> Collected data
## Start

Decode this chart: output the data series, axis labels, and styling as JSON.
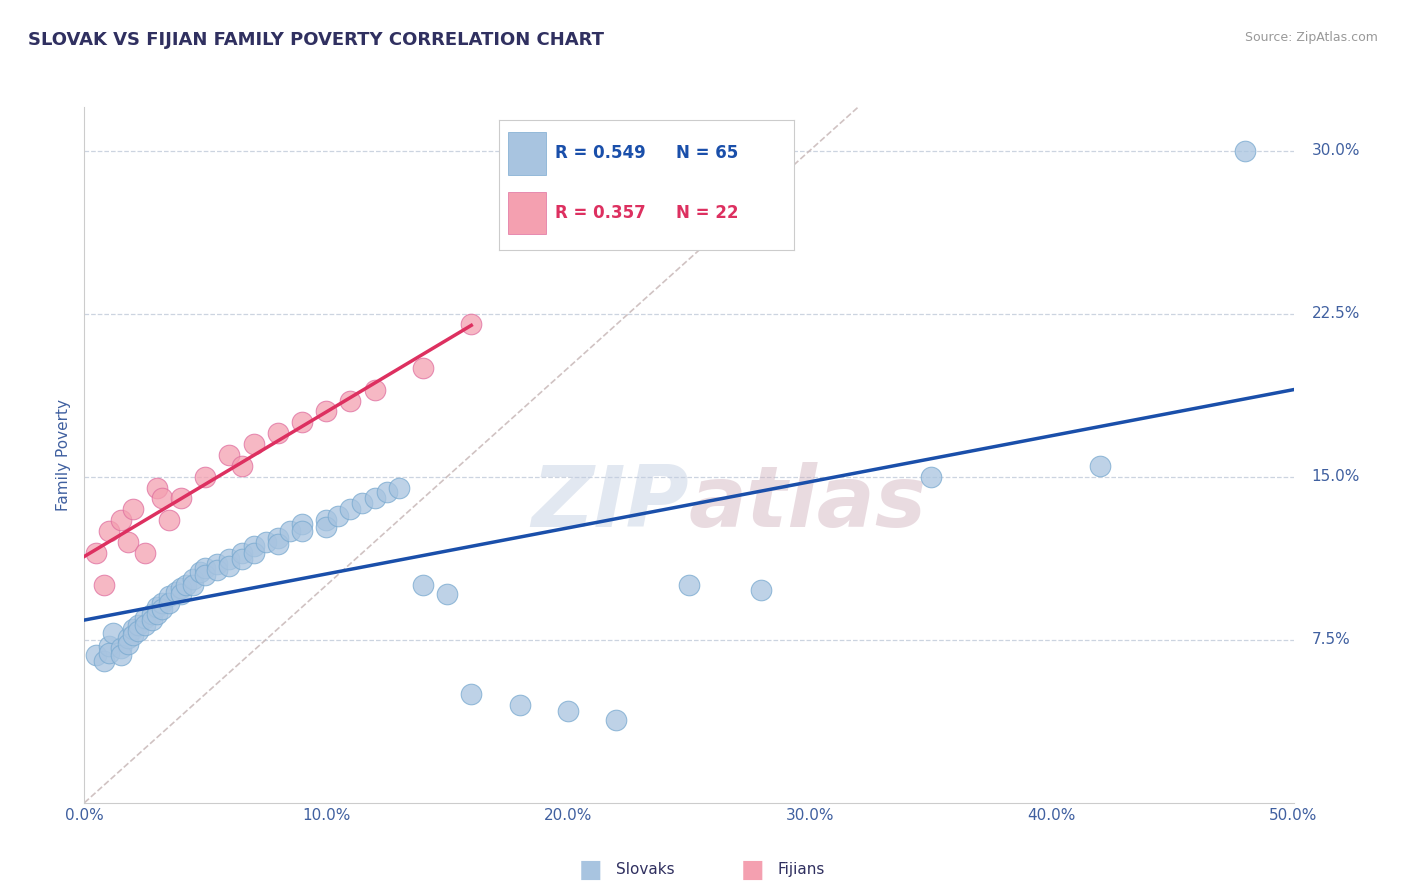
{
  "title": "SLOVAK VS FIJIAN FAMILY POVERTY CORRELATION CHART",
  "source_text": "Source: ZipAtlas.com",
  "ylabel": "Family Poverty",
  "xlim": [
    0.0,
    0.5
  ],
  "ylim": [
    0.0,
    0.32
  ],
  "xticks": [
    0.0,
    0.1,
    0.2,
    0.3,
    0.4,
    0.5
  ],
  "xticklabels": [
    "0.0%",
    "10.0%",
    "20.0%",
    "30.0%",
    "40.0%",
    "50.0%"
  ],
  "yticks": [
    0.075,
    0.15,
    0.225,
    0.3
  ],
  "yticklabels": [
    "7.5%",
    "15.0%",
    "22.5%",
    "30.0%"
  ],
  "slovak_R": 0.549,
  "slovak_N": 65,
  "fijian_R": 0.357,
  "fijian_N": 22,
  "slovak_color": "#a8c4e0",
  "fijian_color": "#f4a0b0",
  "slovak_line_color": "#1a4faa",
  "fijian_line_color": "#dd3060",
  "diagonal_color": "#c8b8b8",
  "grid_color": "#ccd4e0",
  "title_color": "#303060",
  "tick_label_color": "#4060a0",
  "axis_label_color": "#4060a0",
  "background_color": "#ffffff",
  "legend_fontsize": 13,
  "title_fontsize": 13,
  "slovak_x": [
    0.005,
    0.008,
    0.01,
    0.01,
    0.012,
    0.015,
    0.015,
    0.018,
    0.018,
    0.02,
    0.02,
    0.022,
    0.022,
    0.025,
    0.025,
    0.028,
    0.028,
    0.03,
    0.03,
    0.032,
    0.032,
    0.035,
    0.035,
    0.038,
    0.04,
    0.04,
    0.042,
    0.045,
    0.045,
    0.048,
    0.05,
    0.05,
    0.055,
    0.055,
    0.06,
    0.06,
    0.065,
    0.065,
    0.07,
    0.07,
    0.075,
    0.08,
    0.08,
    0.085,
    0.09,
    0.09,
    0.1,
    0.1,
    0.105,
    0.11,
    0.115,
    0.12,
    0.125,
    0.13,
    0.14,
    0.15,
    0.16,
    0.18,
    0.2,
    0.22,
    0.25,
    0.28,
    0.35,
    0.42,
    0.48
  ],
  "slovak_y": [
    0.068,
    0.065,
    0.072,
    0.069,
    0.078,
    0.071,
    0.068,
    0.076,
    0.073,
    0.08,
    0.077,
    0.082,
    0.079,
    0.085,
    0.082,
    0.087,
    0.084,
    0.09,
    0.087,
    0.092,
    0.089,
    0.095,
    0.092,
    0.097,
    0.099,
    0.096,
    0.1,
    0.103,
    0.1,
    0.106,
    0.108,
    0.105,
    0.11,
    0.107,
    0.112,
    0.109,
    0.115,
    0.112,
    0.118,
    0.115,
    0.12,
    0.122,
    0.119,
    0.125,
    0.128,
    0.125,
    0.13,
    0.127,
    0.132,
    0.135,
    0.138,
    0.14,
    0.143,
    0.145,
    0.1,
    0.096,
    0.05,
    0.045,
    0.042,
    0.038,
    0.1,
    0.098,
    0.15,
    0.155,
    0.3
  ],
  "fijian_x": [
    0.005,
    0.008,
    0.01,
    0.015,
    0.018,
    0.02,
    0.025,
    0.03,
    0.032,
    0.035,
    0.04,
    0.05,
    0.06,
    0.065,
    0.07,
    0.08,
    0.09,
    0.1,
    0.11,
    0.12,
    0.14,
    0.16
  ],
  "fijian_y": [
    0.115,
    0.1,
    0.125,
    0.13,
    0.12,
    0.135,
    0.115,
    0.145,
    0.14,
    0.13,
    0.14,
    0.15,
    0.16,
    0.155,
    0.165,
    0.17,
    0.175,
    0.18,
    0.185,
    0.19,
    0.2,
    0.22
  ]
}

## End

> TO DO
Print each entry shown above with exact wording and no pictures.

> EXPECTED ANSWER
Decode this chart: output the data series, axis labels, and styling as JSON.
{
  "title": "SLOVAK VS FIJIAN FAMILY POVERTY CORRELATION CHART",
  "source_text": "Source: ZipAtlas.com",
  "ylabel": "Family Poverty",
  "xlim": [
    0.0,
    0.5
  ],
  "ylim": [
    0.0,
    0.32
  ],
  "xticks": [
    0.0,
    0.1,
    0.2,
    0.3,
    0.4,
    0.5
  ],
  "xticklabels": [
    "0.0%",
    "10.0%",
    "20.0%",
    "30.0%",
    "40.0%",
    "50.0%"
  ],
  "yticks": [
    0.075,
    0.15,
    0.225,
    0.3
  ],
  "yticklabels": [
    "7.5%",
    "15.0%",
    "22.5%",
    "30.0%"
  ],
  "slovak_R": 0.549,
  "slovak_N": 65,
  "fijian_R": 0.357,
  "fijian_N": 22,
  "slovak_color": "#a8c4e0",
  "fijian_color": "#f4a0b0",
  "slovak_line_color": "#1a4faa",
  "fijian_line_color": "#dd3060",
  "diagonal_color": "#c8b8b8",
  "grid_color": "#ccd4e0",
  "title_color": "#303060",
  "tick_label_color": "#4060a0",
  "axis_label_color": "#4060a0",
  "background_color": "#ffffff",
  "legend_fontsize": 13,
  "title_fontsize": 13,
  "slovak_x": [
    0.005,
    0.008,
    0.01,
    0.01,
    0.012,
    0.015,
    0.015,
    0.018,
    0.018,
    0.02,
    0.02,
    0.022,
    0.022,
    0.025,
    0.025,
    0.028,
    0.028,
    0.03,
    0.03,
    0.032,
    0.032,
    0.035,
    0.035,
    0.038,
    0.04,
    0.04,
    0.042,
    0.045,
    0.045,
    0.048,
    0.05,
    0.05,
    0.055,
    0.055,
    0.06,
    0.06,
    0.065,
    0.065,
    0.07,
    0.07,
    0.075,
    0.08,
    0.08,
    0.085,
    0.09,
    0.09,
    0.1,
    0.1,
    0.105,
    0.11,
    0.115,
    0.12,
    0.125,
    0.13,
    0.14,
    0.15,
    0.16,
    0.18,
    0.2,
    0.22,
    0.25,
    0.28,
    0.35,
    0.42,
    0.48
  ],
  "slovak_y": [
    0.068,
    0.065,
    0.072,
    0.069,
    0.078,
    0.071,
    0.068,
    0.076,
    0.073,
    0.08,
    0.077,
    0.082,
    0.079,
    0.085,
    0.082,
    0.087,
    0.084,
    0.09,
    0.087,
    0.092,
    0.089,
    0.095,
    0.092,
    0.097,
    0.099,
    0.096,
    0.1,
    0.103,
    0.1,
    0.106,
    0.108,
    0.105,
    0.11,
    0.107,
    0.112,
    0.109,
    0.115,
    0.112,
    0.118,
    0.115,
    0.12,
    0.122,
    0.119,
    0.125,
    0.128,
    0.125,
    0.13,
    0.127,
    0.132,
    0.135,
    0.138,
    0.14,
    0.143,
    0.145,
    0.1,
    0.096,
    0.05,
    0.045,
    0.042,
    0.038,
    0.1,
    0.098,
    0.15,
    0.155,
    0.3
  ],
  "fijian_x": [
    0.005,
    0.008,
    0.01,
    0.015,
    0.018,
    0.02,
    0.025,
    0.03,
    0.032,
    0.035,
    0.04,
    0.05,
    0.06,
    0.065,
    0.07,
    0.08,
    0.09,
    0.1,
    0.11,
    0.12,
    0.14,
    0.16
  ],
  "fijian_y": [
    0.115,
    0.1,
    0.125,
    0.13,
    0.12,
    0.135,
    0.115,
    0.145,
    0.14,
    0.13,
    0.14,
    0.15,
    0.16,
    0.155,
    0.165,
    0.17,
    0.175,
    0.18,
    0.185,
    0.19,
    0.2,
    0.22
  ]
}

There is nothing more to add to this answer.